● DIRECTIONS
Each line below either holds the string "وقيل" or doesn't. Count those that do and give only the number.

● EXERCISE MATERIAL
— Start —
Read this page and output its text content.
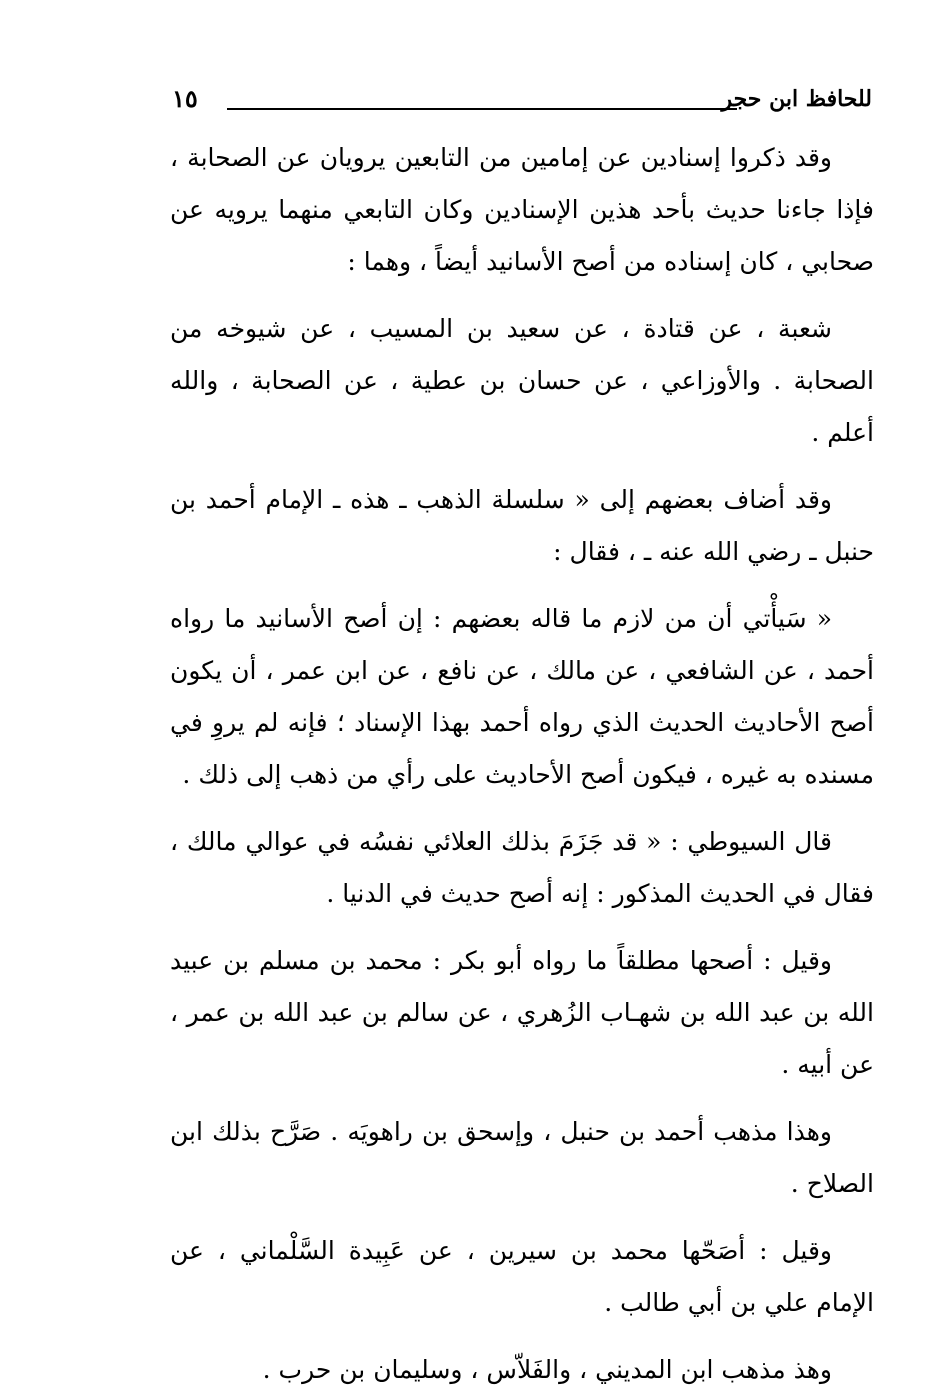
للحافظ ابن حجر
١٥

وقد ذكروا إسنادين عن إمامين من التابعين يرويان عن الصحابة ، فإذا جاءنا حديث بأحد هذين الإسنادين وكان التابعي منهما يرويه عن صحابي ، كان إسناده من أصح الأسانيد أيضاً ، وهما :

شعبة ، عن قتادة ، عن سعيد بن المسيب ، عن شيوخه من الصحابة . والأوزاعي ، عن حسان بن عطية ، عن الصحابة ، والله أعلم .

وقد أضاف بعضهم إلى « سلسلة الذهب ـ هذه ـ الإمام أحمد بن حنبل ـ رضي الله عنه ـ ، فقال :

« سَيأْتي أن من لازم ما قاله بعضهم : إن أصح الأسانيد ما رواه أحمد ، عن الشافعي ، عن مالك ، عن نافع ، عن ابن عمر ، أن يكون أصح الأحاديث الحديث الذي رواه أحمد بهذا الإسناد ؛ فإنه لم يروِ في مسنده به غيره ، فيكون أصح الأحاديث على رأي من ذهب إلى ذلك .

قال السيوطي : « قد جَزَمَ بذلك العلائي نفسُه في عوالي مالك ، فقال في الحديث المذكور : إنه أصح حديث في الدنيا .

وقيل : أصحها مطلقاً ما رواه أبو بكر : محمد بن مسلم بن عبيد الله بن عبد الله بن شهـاب الزُهري ، عن سالم بن عبد الله بن عمر ، عن أبيه .

وهذا مذهب أحمد بن حنبل ، وإسحق بن راهويَه . صَرَّح بذلك ابن الصلاح .

وقيل : أصَحّها محمد بن سيرين ، عن عَبِيدة السَّلْماني ، عن الإمام علي بن أبي طالب .

وهذ مذهب ابن المديني ، والفَلاّس ، وسليمان بن حرب .
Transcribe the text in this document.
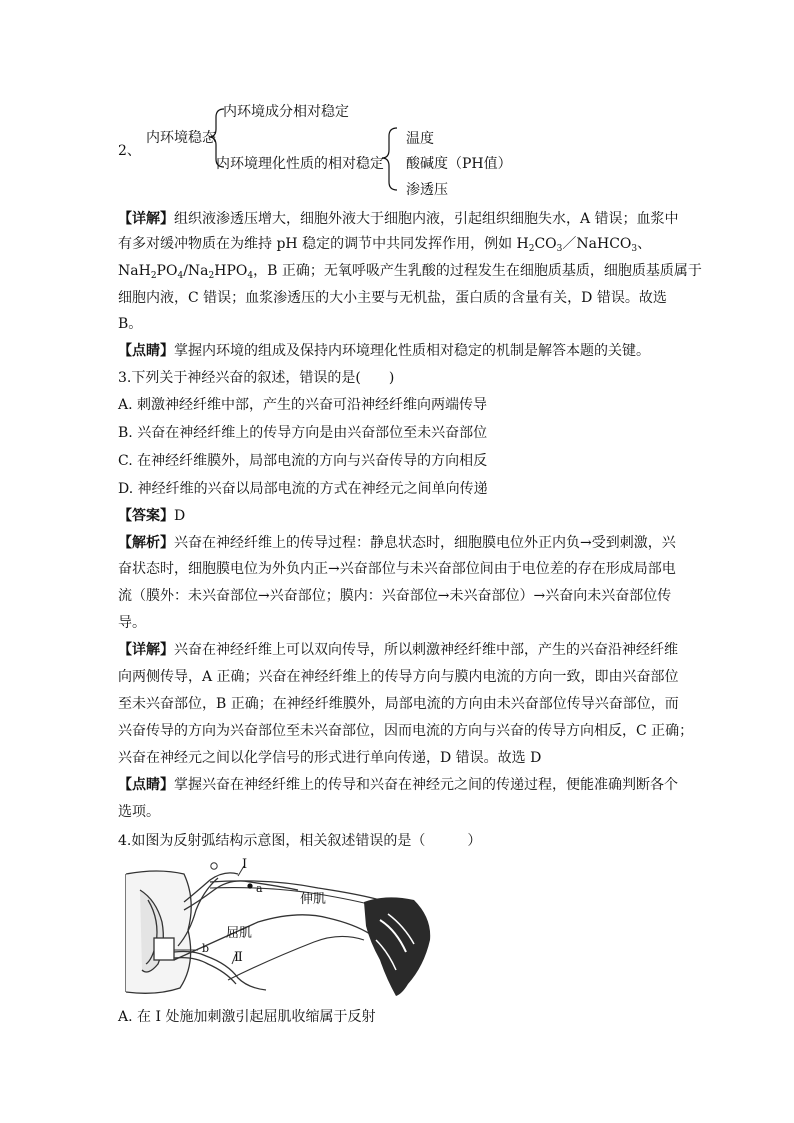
2、
内环境稳态
内环境成分相对稳定
内环境理化性质的相对稳定
温度
酸碱度（PH值）
渗透压
【详解】组织液渗透压增大，细胞外液大于细胞内液，引起组织细胞失水，A 错误；血浆中
有多对缓冲物质在为维持 pH 稳定的调节中共同发挥作用，例如 $H_2CO_3/NaHCO_3$、
$NaH_2PO_4/Na_2HPO_4$，B 正确；无氧呼吸产生乳酸的过程发生在细胞质基质，细胞质基质属于
细胞内液，C 错误；血浆渗透压的大小主要与无机盐，蛋白质的含量有关，D 错误。故选
B。
【点睛】掌握内环境的组成及保持内环境理化性质相对稳定的机制是解答本题的关键。
3.下列关于神经兴奋的叙述，错误的是(　　)
A. 刺激神经纤维中部，产生的兴奋可沿神经纤维向两端传导
B. 兴奋在神经纤维上的传导方向是由兴奋部位至未兴奋部位
C. 在神经纤维膜外，局部电流的方向与兴奋传导的方向相反
D. 神经纤维的兴奋以局部电流的方式在神经元之间单向传递
【答案】D
【解析】兴奋在神经纤维上的传导过程：静息状态时，细胞膜电位外正内负→受到刺激，兴
奋状态时，细胞膜电位为外负内正→兴奋部位与未兴奋部位间由于电位差的存在形成局部电
流（膜外：未兴奋部位→兴奋部位；膜内：兴奋部位→未兴奋部位）→兴奋向未兴奋部位传
导。
【详解】兴奋在神经纤维上可以双向传导，所以刺激神经纤维中部，产生的兴奋沿神经纤维
向两侧传导，A 正确；兴奋在神经纤维上的传导方向与膜内电流的方向一致，即由兴奋部位
至未兴奋部位，B 正确；在神经纤维膜外，局部电流的方向由未兴奋部位传导兴奋部位，而
兴奋传导的方向为兴奋部位至未兴奋部位，因而电流的方向与兴奋的传导方向相反，C 正确；
兴奋在神经元之间以化学信号的形式进行单向传递，D 错误。故选 D
【点睛】掌握兴奋在神经纤维上的传导和兴奋在神经元之间的传递过程，便能准确判断各个
选项。
4.如图为反射弧结构示意图，相关叙述错误的是（　　　）
Ⅰ
a
伸肌
屈肌
b
Ⅱ
A. 在 I 处施加刺激引起屈肌收缩属于反射
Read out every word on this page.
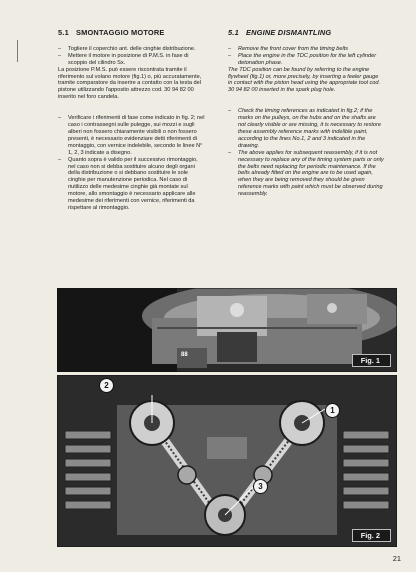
5.1 SMONTAGGIO MOTORE

– Togliere il coperchio ant. delle cinghie distribuzione.

– Mettere il motore in posizione di P.M.S. in fase di scoppio del cilindro Sx.

La posizione P.M.S. può essere riscontrata tramite il riferimento sul volano motore (fig.1) o, più accuratamente, tramite comparatore da inserire a contatto con la testa del pistone utilizzando l'apposito attrezzo cod. 30 94 82 00 inserito nel foro candela.

– Verificare i riferimenti di fase come indicato in fig. 2; nel caso i contrassegni sulle pulegge, sui mozzi e sugli alberi non fossero chiaramente visibili o non fossero presenti, è necessario evidenziare detti riferimenti di montaggio, con vernice indelebile, secondo le linee N° 1, 2, 3 indicate a disegno.

– Quanto sopra è valido per il successivo rimontaggio, nel caso non si debba sostituire alcuno degli organi della distribuzione o si debbano sostituire le sole cinghie per manutenzione periodica. Nel caso di riutilizzo delle medesime cinghie già montate sul motore, allo smontaggio è necessario applicare alle medesime dei riferimenti con vernice, riferimenti da rispettare al rimontaggio.

5.1 ENGINE DISMANTLING

– Remove the front cover from the timing belts

– Place the engine in the TDC position for the left cylinder detonation phase.

The TDC position can be found by referring to the engine flywheel (fig.1) or, more precisely, by inserting a feeler gauge in contact with the piston head using the appropriate tool cod. 30 94 82 00 inserted in the spark plug hole.

– Check the timing references as indicated in fig.2; if the marks on the pulleys, on the hubs and on the shafts are not clearly visible or are missing, it is necessary to restore these assembly reference marks with indelible paint, according to the lines No.1, 2 and 3 indicated in the drawing.

– The above applies for subsequent reassembly, if it is not necessary to replace any of the timing system parts or only the belts need replacing for periodic maintenance. If the belts already fitted on the engine are to be used again, when they are being removed they should be given reference marks with paint which must be observed during reassembly.

88
Fig. 1
2
1
3
Fig. 2
21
— End —
● THE SOLUTION
2